EXERCISE DIRECTIONS
Leave out every picture, then transcribe the rest of the listing exactly.

Rows from a dataset:
↓

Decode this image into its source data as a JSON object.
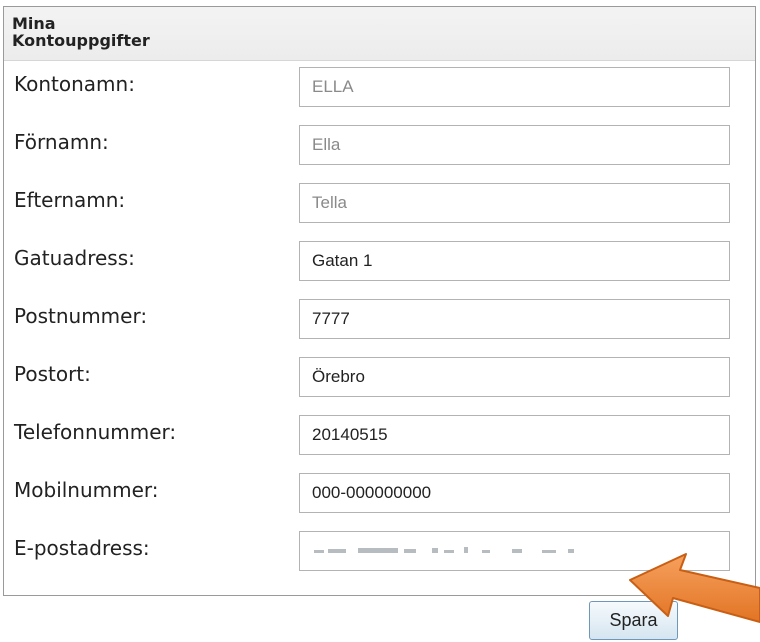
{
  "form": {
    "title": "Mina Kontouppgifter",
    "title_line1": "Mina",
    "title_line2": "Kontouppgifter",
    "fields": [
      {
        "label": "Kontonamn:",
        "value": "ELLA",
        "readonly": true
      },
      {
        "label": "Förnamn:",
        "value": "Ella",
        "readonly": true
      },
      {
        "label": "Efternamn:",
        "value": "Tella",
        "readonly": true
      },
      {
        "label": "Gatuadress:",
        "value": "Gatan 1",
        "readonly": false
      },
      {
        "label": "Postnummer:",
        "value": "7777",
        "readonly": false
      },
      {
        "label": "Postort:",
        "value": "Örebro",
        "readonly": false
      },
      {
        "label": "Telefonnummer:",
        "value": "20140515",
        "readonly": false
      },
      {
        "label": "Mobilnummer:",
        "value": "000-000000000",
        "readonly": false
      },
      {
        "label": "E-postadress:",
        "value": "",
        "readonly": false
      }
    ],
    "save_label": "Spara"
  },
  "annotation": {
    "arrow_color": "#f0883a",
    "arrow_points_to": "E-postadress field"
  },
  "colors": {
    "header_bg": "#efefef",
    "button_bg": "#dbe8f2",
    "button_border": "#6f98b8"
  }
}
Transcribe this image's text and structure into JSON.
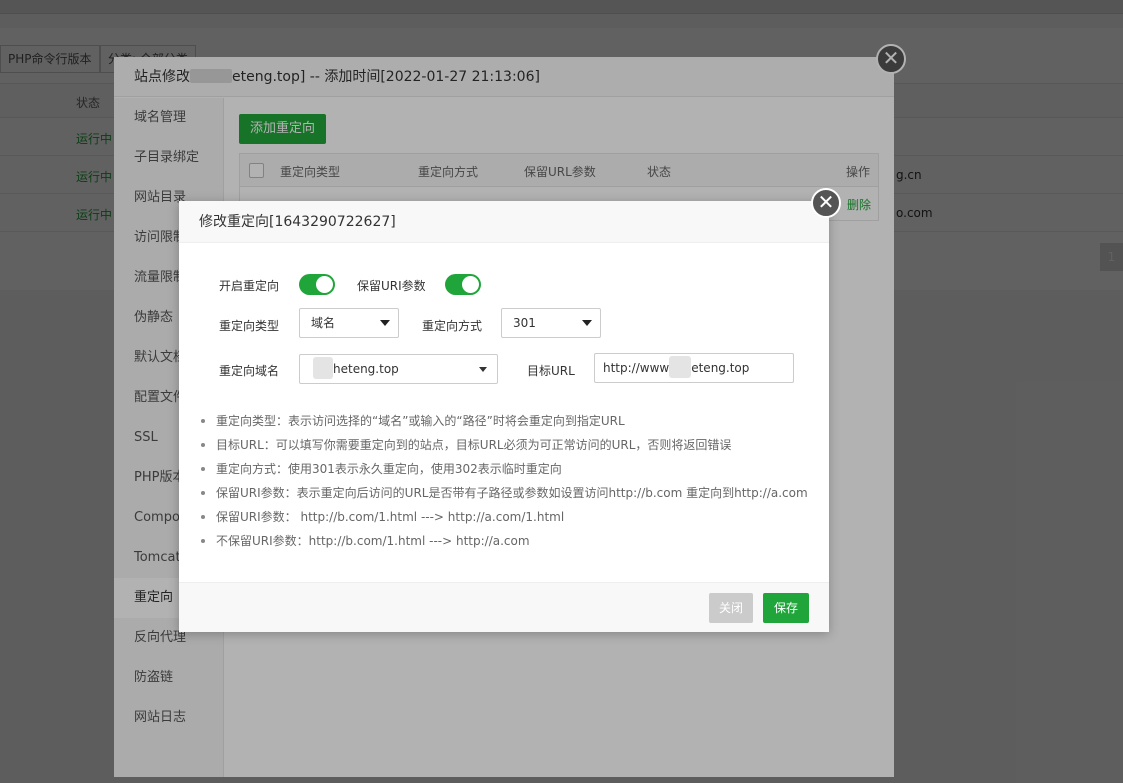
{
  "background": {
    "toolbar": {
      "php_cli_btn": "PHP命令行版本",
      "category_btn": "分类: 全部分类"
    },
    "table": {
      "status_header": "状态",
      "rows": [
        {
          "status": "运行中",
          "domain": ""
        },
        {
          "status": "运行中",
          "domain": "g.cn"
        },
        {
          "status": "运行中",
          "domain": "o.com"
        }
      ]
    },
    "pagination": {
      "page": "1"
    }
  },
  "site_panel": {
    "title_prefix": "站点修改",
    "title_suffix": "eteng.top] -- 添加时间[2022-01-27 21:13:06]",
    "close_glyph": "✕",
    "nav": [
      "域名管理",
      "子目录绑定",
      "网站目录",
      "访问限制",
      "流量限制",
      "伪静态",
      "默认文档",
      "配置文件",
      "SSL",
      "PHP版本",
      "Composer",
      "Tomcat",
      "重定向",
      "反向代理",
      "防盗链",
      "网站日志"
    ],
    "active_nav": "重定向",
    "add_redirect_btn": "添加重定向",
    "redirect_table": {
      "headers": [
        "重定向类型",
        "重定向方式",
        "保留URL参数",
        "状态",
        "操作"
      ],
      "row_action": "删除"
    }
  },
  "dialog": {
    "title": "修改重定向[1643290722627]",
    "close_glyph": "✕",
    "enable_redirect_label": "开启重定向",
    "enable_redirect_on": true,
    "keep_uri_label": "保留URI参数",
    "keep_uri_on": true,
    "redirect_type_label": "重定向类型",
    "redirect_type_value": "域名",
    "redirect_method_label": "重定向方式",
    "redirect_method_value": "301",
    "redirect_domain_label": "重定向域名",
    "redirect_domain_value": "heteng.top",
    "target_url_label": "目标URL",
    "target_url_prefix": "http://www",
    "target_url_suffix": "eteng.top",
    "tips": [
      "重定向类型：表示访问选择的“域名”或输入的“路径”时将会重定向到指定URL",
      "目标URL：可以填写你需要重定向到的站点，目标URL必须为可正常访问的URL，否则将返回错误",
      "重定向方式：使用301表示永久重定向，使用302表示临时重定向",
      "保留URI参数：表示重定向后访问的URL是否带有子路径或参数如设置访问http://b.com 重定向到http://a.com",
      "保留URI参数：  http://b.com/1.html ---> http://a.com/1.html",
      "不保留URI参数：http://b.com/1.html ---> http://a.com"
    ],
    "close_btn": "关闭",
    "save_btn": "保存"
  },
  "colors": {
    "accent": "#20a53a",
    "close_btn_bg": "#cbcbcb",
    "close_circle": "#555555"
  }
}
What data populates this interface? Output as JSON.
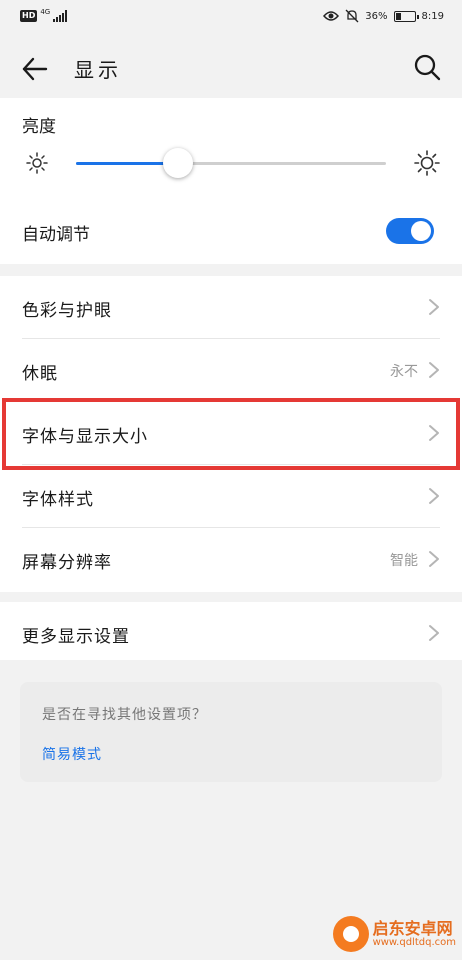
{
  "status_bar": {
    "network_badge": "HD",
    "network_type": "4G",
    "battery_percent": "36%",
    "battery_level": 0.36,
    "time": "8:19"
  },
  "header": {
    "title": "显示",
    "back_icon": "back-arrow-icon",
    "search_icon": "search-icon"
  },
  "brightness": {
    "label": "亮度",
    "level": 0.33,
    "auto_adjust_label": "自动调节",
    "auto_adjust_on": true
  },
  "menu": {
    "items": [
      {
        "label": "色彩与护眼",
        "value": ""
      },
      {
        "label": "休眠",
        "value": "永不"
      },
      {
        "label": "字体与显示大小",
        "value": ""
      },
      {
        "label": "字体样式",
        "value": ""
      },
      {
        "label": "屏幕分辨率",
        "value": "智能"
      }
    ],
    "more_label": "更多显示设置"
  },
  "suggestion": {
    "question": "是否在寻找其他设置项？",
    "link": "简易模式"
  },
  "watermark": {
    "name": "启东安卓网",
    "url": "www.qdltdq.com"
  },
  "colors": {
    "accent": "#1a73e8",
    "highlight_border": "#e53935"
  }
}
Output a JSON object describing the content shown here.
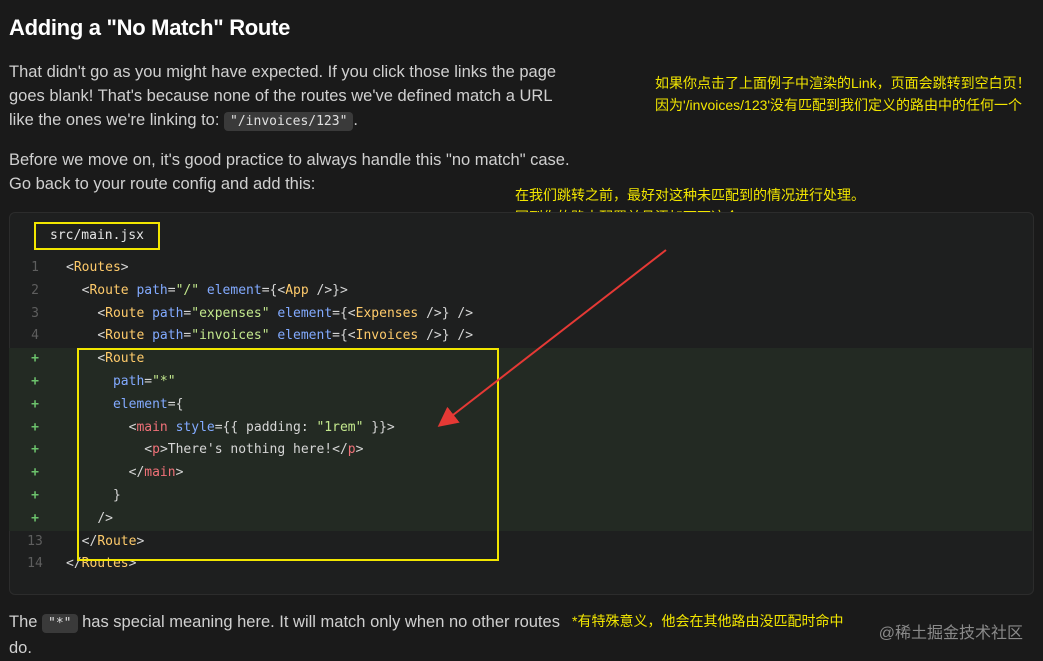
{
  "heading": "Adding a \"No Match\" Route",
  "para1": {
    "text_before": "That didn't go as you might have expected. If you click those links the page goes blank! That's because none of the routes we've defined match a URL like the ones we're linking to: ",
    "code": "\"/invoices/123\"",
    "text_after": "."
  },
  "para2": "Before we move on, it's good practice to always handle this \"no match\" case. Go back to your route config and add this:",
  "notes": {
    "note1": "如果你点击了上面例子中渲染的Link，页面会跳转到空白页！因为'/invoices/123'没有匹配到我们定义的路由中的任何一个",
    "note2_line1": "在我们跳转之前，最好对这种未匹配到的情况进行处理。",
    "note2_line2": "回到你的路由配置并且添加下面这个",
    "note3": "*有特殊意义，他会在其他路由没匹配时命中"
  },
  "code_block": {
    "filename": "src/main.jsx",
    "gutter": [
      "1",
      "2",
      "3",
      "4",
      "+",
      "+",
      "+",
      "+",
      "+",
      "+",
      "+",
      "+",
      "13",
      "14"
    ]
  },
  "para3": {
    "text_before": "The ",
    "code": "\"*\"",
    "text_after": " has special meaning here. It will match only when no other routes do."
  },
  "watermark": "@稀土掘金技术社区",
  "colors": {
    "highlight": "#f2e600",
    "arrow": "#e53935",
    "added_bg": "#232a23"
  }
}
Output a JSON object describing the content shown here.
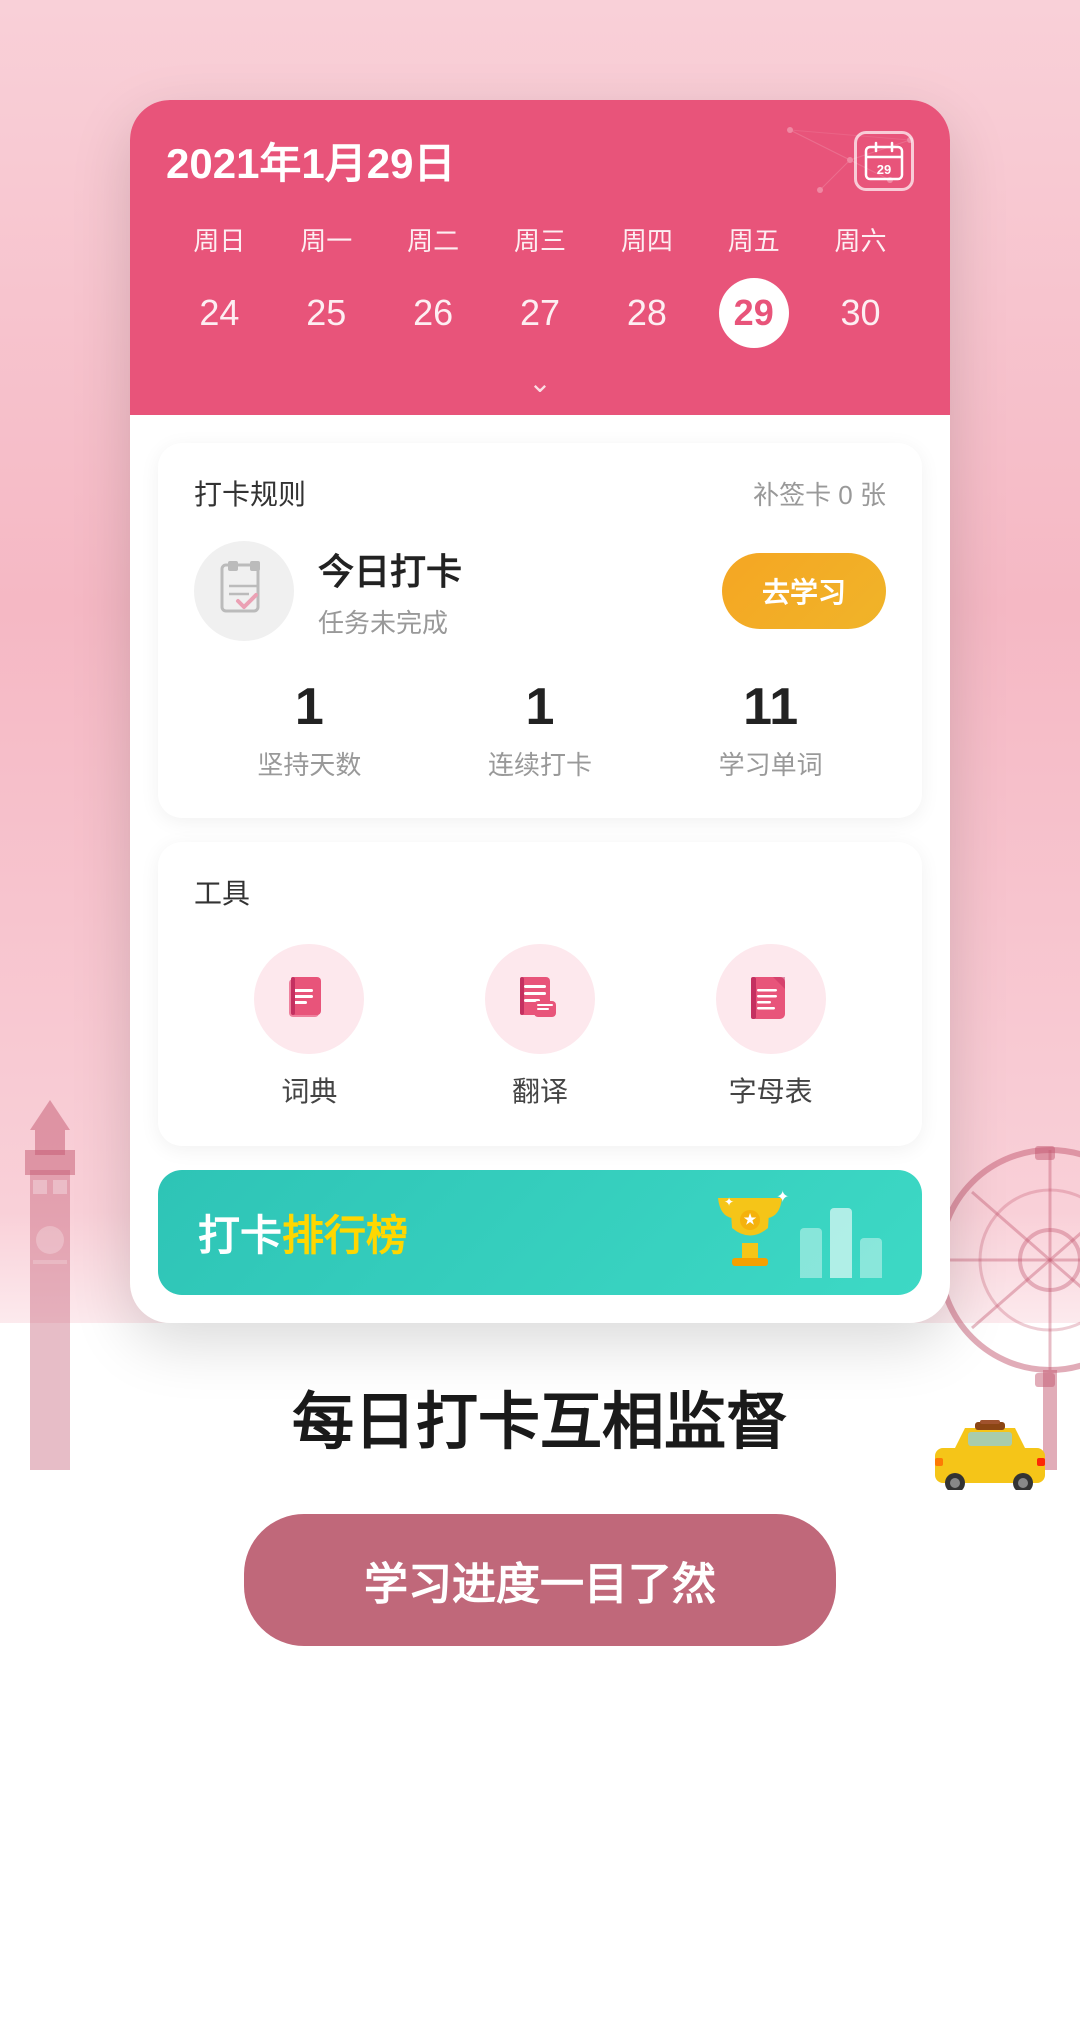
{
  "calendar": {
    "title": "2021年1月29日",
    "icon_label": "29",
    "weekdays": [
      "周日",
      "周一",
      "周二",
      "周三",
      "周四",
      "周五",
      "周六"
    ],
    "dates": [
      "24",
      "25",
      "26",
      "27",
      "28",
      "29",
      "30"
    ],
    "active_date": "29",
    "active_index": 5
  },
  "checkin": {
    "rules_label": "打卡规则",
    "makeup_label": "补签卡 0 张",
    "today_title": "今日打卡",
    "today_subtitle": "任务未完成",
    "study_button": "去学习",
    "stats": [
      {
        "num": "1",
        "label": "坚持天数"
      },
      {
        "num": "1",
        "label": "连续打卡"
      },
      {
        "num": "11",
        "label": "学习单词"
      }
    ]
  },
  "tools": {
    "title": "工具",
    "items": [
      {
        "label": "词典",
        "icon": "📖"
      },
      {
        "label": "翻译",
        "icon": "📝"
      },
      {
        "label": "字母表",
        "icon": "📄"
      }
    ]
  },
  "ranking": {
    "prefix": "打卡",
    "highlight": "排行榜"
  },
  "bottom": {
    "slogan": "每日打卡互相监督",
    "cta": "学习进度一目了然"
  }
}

↑

ANSWER BELOW
Decode this image into its source data as a JSON object.
{
  "form": {
    "title": "Mina Kontouppgifter",
    "title_line1": "Mina",
    "title_line2": "Kontouppgifter",
    "fields": [
      {
        "label": "Kontonamn:",
        "value": "ELLA",
        "readonly": true
      },
      {
        "label": "Förnamn:",
        "value": "Ella",
        "readonly": true
      },
      {
        "label": "Efternamn:",
        "value": "Tella",
        "readonly": true
      },
      {
        "label": "Gatuadress:",
        "value": "Gatan 1",
        "readonly": false
      },
      {
        "label": "Postnummer:",
        "value": "7777",
        "readonly": false
      },
      {
        "label": "Postort:",
        "value": "Örebro",
        "readonly": false
      },
      {
        "label": "Telefonnummer:",
        "value": "20140515",
        "readonly": false
      },
      {
        "label": "Mobilnummer:",
        "value": "000-000000000",
        "readonly": false
      },
      {
        "label": "E-postadress:",
        "value": "",
        "readonly": false
      }
    ],
    "save_label": "Spara"
  },
  "annotation": {
    "arrow_color": "#f0883a",
    "arrow_points_to": "E-postadress field"
  },
  "colors": {
    "header_bg": "#efefef",
    "button_bg": "#dbe8f2",
    "button_border": "#6f98b8"
  }
}
Transcribe this image's text and structure into JSON.
{
  "background": {
    "toolbar": {
      "php_cli_btn": "PHP命令行版本",
      "category_btn": "分类: 全部分类"
    },
    "table": {
      "status_header": "状态",
      "rows": [
        {
          "status": "运行中",
          "domain": ""
        },
        {
          "status": "运行中",
          "domain": "g.cn"
        },
        {
          "status": "运行中",
          "domain": "o.com"
        }
      ]
    },
    "pagination": {
      "page": "1"
    }
  },
  "site_panel": {
    "title_prefix": "站点修改",
    "title_suffix": "eteng.top] -- 添加时间[2022-01-27 21:13:06]",
    "close_glyph": "✕",
    "nav": [
      "域名管理",
      "子目录绑定",
      "网站目录",
      "访问限制",
      "流量限制",
      "伪静态",
      "默认文档",
      "配置文件",
      "SSL",
      "PHP版本",
      "Composer",
      "Tomcat",
      "重定向",
      "反向代理",
      "防盗链",
      "网站日志"
    ],
    "active_nav": "重定向",
    "add_redirect_btn": "添加重定向",
    "redirect_table": {
      "headers": [
        "重定向类型",
        "重定向方式",
        "保留URL参数",
        "状态",
        "操作"
      ],
      "row_action": "删除"
    }
  },
  "dialog": {
    "title": "修改重定向[1643290722627]",
    "close_glyph": "✕",
    "enable_redirect_label": "开启重定向",
    "enable_redirect_on": true,
    "keep_uri_label": "保留URI参数",
    "keep_uri_on": true,
    "redirect_type_label": "重定向类型",
    "redirect_type_value": "域名",
    "redirect_method_label": "重定向方式",
    "redirect_method_value": "301",
    "redirect_domain_label": "重定向域名",
    "redirect_domain_value": "heteng.top",
    "target_url_label": "目标URL",
    "target_url_prefix": "http://www",
    "target_url_suffix": "eteng.top",
    "tips": [
      "重定向类型：表示访问选择的“域名”或输入的“路径”时将会重定向到指定URL",
      "目标URL：可以填写你需要重定向到的站点，目标URL必须为可正常访问的URL，否则将返回错误",
      "重定向方式：使用301表示永久重定向，使用302表示临时重定向",
      "保留URI参数：表示重定向后访问的URL是否带有子路径或参数如设置访问http://b.com 重定向到http://a.com",
      "保留URI参数：  http://b.com/1.html ---> http://a.com/1.html",
      "不保留URI参数：http://b.com/1.html ---> http://a.com"
    ],
    "close_btn": "关闭",
    "save_btn": "保存"
  },
  "colors": {
    "accent": "#20a53a",
    "close_btn_bg": "#cbcbcb",
    "close_circle": "#555555"
  }
}
What data populates this interface? Output as JSON.
{
  "status_bar": {
    "network_badge": "HD",
    "network_type": "4G",
    "battery_percent": "36%",
    "battery_level": 0.36,
    "time": "8:19"
  },
  "header": {
    "title": "显示",
    "back_icon": "back-arrow-icon",
    "search_icon": "search-icon"
  },
  "brightness": {
    "label": "亮度",
    "level": 0.33,
    "auto_adjust_label": "自动调节",
    "auto_adjust_on": true
  },
  "menu": {
    "items": [
      {
        "label": "色彩与护眼",
        "value": ""
      },
      {
        "label": "休眠",
        "value": "永不"
      },
      {
        "label": "字体与显示大小",
        "value": ""
      },
      {
        "label": "字体样式",
        "value": ""
      },
      {
        "label": "屏幕分辨率",
        "value": "智能"
      }
    ],
    "more_label": "更多显示设置"
  },
  "suggestion": {
    "question": "是否在寻找其他设置项？",
    "link": "简易模式"
  },
  "watermark": {
    "name": "启东安卓网",
    "url": "www.qdltdq.com"
  },
  "colors": {
    "accent": "#1a73e8",
    "highlight_border": "#e53935"
  }
}
Output a JSON object describing the content shown here.
{
  "heading": "Adding a \"No Match\" Route",
  "para1": {
    "text_before": "That didn't go as you might have expected. If you click those links the page goes blank! That's because none of the routes we've defined match a URL like the ones we're linking to: ",
    "code": "\"/invoices/123\"",
    "text_after": "."
  },
  "para2": "Before we move on, it's good practice to always handle this \"no match\" case. Go back to your route config and add this:",
  "notes": {
    "note1": "如果你点击了上面例子中渲染的Link，页面会跳转到空白页！因为'/invoices/123'没有匹配到我们定义的路由中的任何一个",
    "note2_line1": "在我们跳转之前，最好对这种未匹配到的情况进行处理。",
    "note2_line2": "回到你的路由配置并且添加下面这个",
    "note3": "*有特殊意义，他会在其他路由没匹配时命中"
  },
  "code_block": {
    "filename": "src/main.jsx",
    "gutter": [
      "1",
      "2",
      "3",
      "4",
      "+",
      "+",
      "+",
      "+",
      "+",
      "+",
      "+",
      "+",
      "13",
      "14"
    ]
  },
  "para3": {
    "text_before": "The ",
    "code": "\"*\"",
    "text_after": " has special meaning here. It will match only when no other routes do."
  },
  "watermark": "@稀土掘金技术社区",
  "colors": {
    "highlight": "#f2e600",
    "arrow": "#e53935",
    "added_bg": "#232a23"
  }
}
Output a JSON object describing the content shown here.
{
  "calendar": {
    "title": "2021年1月29日",
    "icon_label": "29",
    "weekdays": [
      "周日",
      "周一",
      "周二",
      "周三",
      "周四",
      "周五",
      "周六"
    ],
    "dates": [
      "24",
      "25",
      "26",
      "27",
      "28",
      "29",
      "30"
    ],
    "active_date": "29",
    "active_index": 5
  },
  "checkin": {
    "rules_label": "打卡规则",
    "makeup_label": "补签卡 0 张",
    "today_title": "今日打卡",
    "today_subtitle": "任务未完成",
    "study_button": "去学习",
    "stats": [
      {
        "num": "1",
        "label": "坚持天数"
      },
      {
        "num": "1",
        "label": "连续打卡"
      },
      {
        "num": "11",
        "label": "学习单词"
      }
    ]
  },
  "tools": {
    "title": "工具",
    "items": [
      {
        "label": "词典",
        "icon": "📖"
      },
      {
        "label": "翻译",
        "icon": "📝"
      },
      {
        "label": "字母表",
        "icon": "📄"
      }
    ]
  },
  "ranking": {
    "prefix": "打卡",
    "highlight": "排行榜"
  },
  "bottom": {
    "slogan": "每日打卡互相监督",
    "cta": "学习进度一目了然"
  }
}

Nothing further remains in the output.